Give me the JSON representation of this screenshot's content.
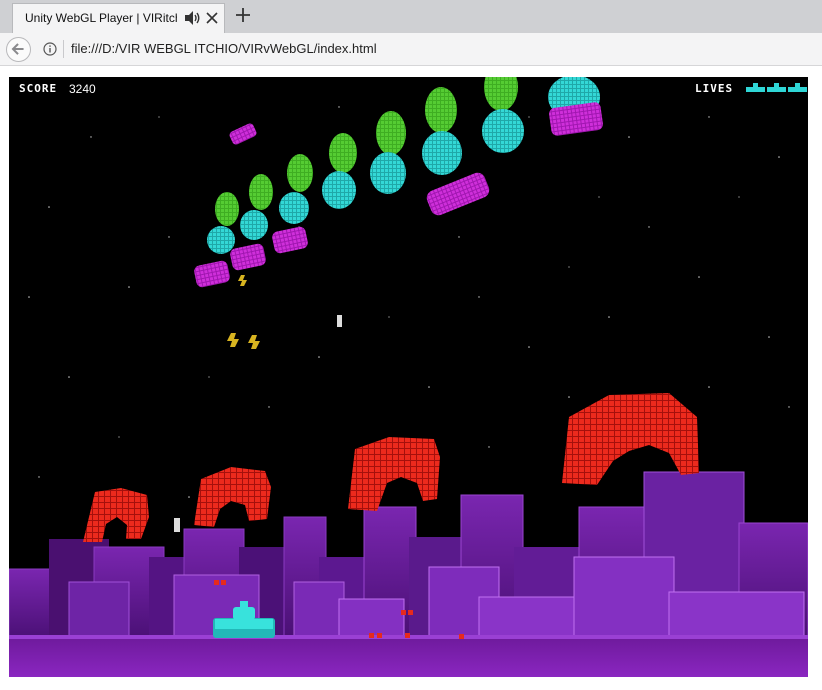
{
  "browser": {
    "tab_title": "Unity WebGL Player | VIRitch",
    "url": "file:///D:/VIR WEBGL ITCHIO/VIRvWebGL/index.html",
    "icons": [
      "speaker-icon",
      "close-icon",
      "plus-icon",
      "back-arrow-icon",
      "info-icon"
    ]
  },
  "hud": {
    "score_label": "SCORE",
    "score_value": "3240",
    "lives_label": "LIVES",
    "lives_count": 3
  },
  "colors": {
    "invader_top": "#3fae22",
    "invader_mid": "#2fd0cf",
    "invader_bottom": "#c21fce",
    "shield": "#e8231b",
    "ground": "#6a1a96",
    "player": "#2fe0d6",
    "lives": "#2fd6d6"
  }
}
^^^^
Pictures in the records above are left out; print everything else exactly as written.

== Solved problem ==
Give me the JSON representation of this screenshot's content.
{
  "browser": {
    "tab_title": "Unity WebGL Player | VIRitch",
    "url": "file:///D:/VIR WEBGL ITCHIO/VIRvWebGL/index.html",
    "icons": [
      "speaker-icon",
      "close-icon",
      "plus-icon",
      "back-arrow-icon",
      "info-icon"
    ]
  },
  "hud": {
    "score_label": "SCORE",
    "score_value": "3240",
    "lives_label": "LIVES",
    "lives_count": 3
  },
  "colors": {
    "invader_top": "#3fae22",
    "invader_mid": "#2fd0cf",
    "invader_bottom": "#c21fce",
    "shield": "#e8231b",
    "ground": "#6a1a96",
    "player": "#2fe0d6",
    "lives": "#2fd6d6"
  }
}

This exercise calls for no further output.